EXERCISE DIRECTIONS: Would you write out the listing verbatim and skip every picture in it?

RECORD EXTRACTS:
* start *
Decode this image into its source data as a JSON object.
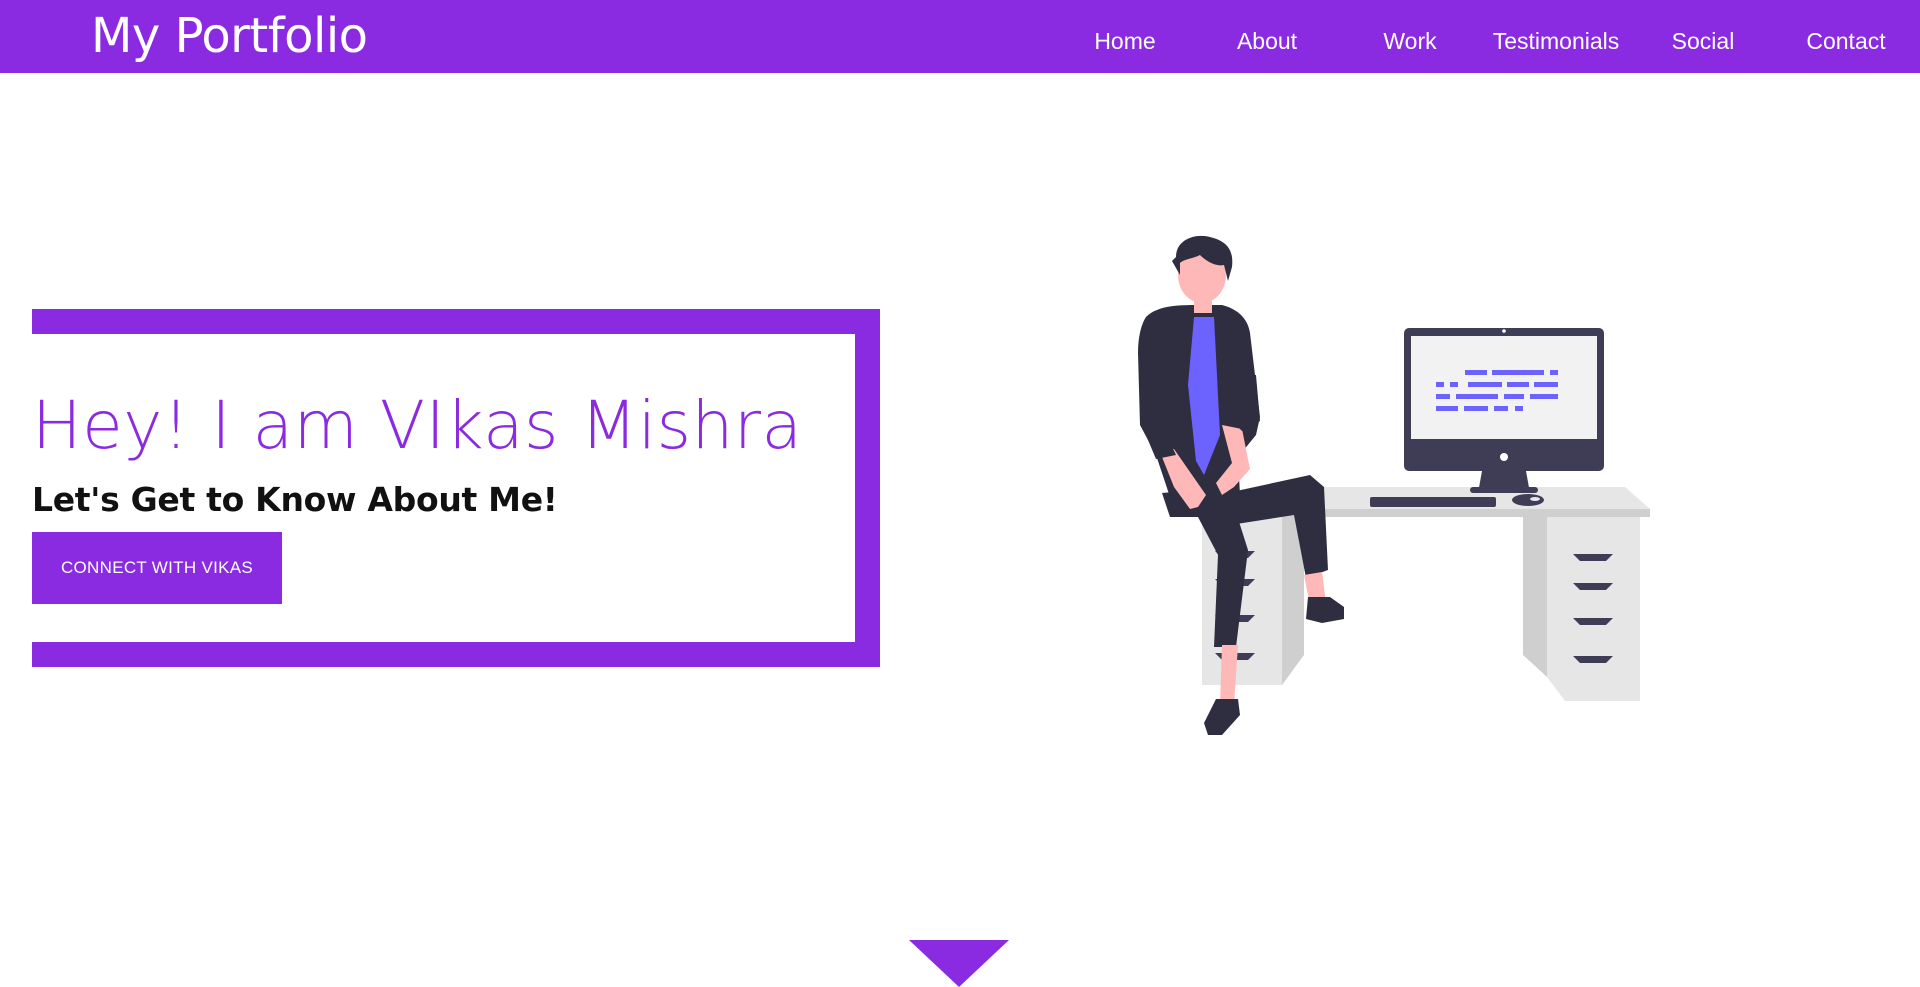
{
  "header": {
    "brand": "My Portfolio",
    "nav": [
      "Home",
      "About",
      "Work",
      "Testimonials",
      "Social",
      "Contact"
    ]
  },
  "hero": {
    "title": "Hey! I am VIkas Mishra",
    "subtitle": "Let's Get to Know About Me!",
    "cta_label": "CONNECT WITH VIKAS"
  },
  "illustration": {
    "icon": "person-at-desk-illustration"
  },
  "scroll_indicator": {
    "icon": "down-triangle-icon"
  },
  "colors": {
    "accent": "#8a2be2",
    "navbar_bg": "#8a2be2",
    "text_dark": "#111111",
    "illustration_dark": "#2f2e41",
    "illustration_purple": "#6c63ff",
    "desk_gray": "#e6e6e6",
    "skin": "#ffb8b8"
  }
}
* end *
EXERCISE RESPONSE:
Decode this image into its source data as a JSON object.
{
  "header": {
    "brand": "My Portfolio",
    "nav": [
      "Home",
      "About",
      "Work",
      "Testimonials",
      "Social",
      "Contact"
    ]
  },
  "hero": {
    "title": "Hey! I am VIkas Mishra",
    "subtitle": "Let's Get to Know About Me!",
    "cta_label": "CONNECT WITH VIKAS"
  },
  "illustration": {
    "icon": "person-at-desk-illustration"
  },
  "scroll_indicator": {
    "icon": "down-triangle-icon"
  },
  "colors": {
    "accent": "#8a2be2",
    "navbar_bg": "#8a2be2",
    "text_dark": "#111111",
    "illustration_dark": "#2f2e41",
    "illustration_purple": "#6c63ff",
    "desk_gray": "#e6e6e6",
    "skin": "#ffb8b8"
  }
}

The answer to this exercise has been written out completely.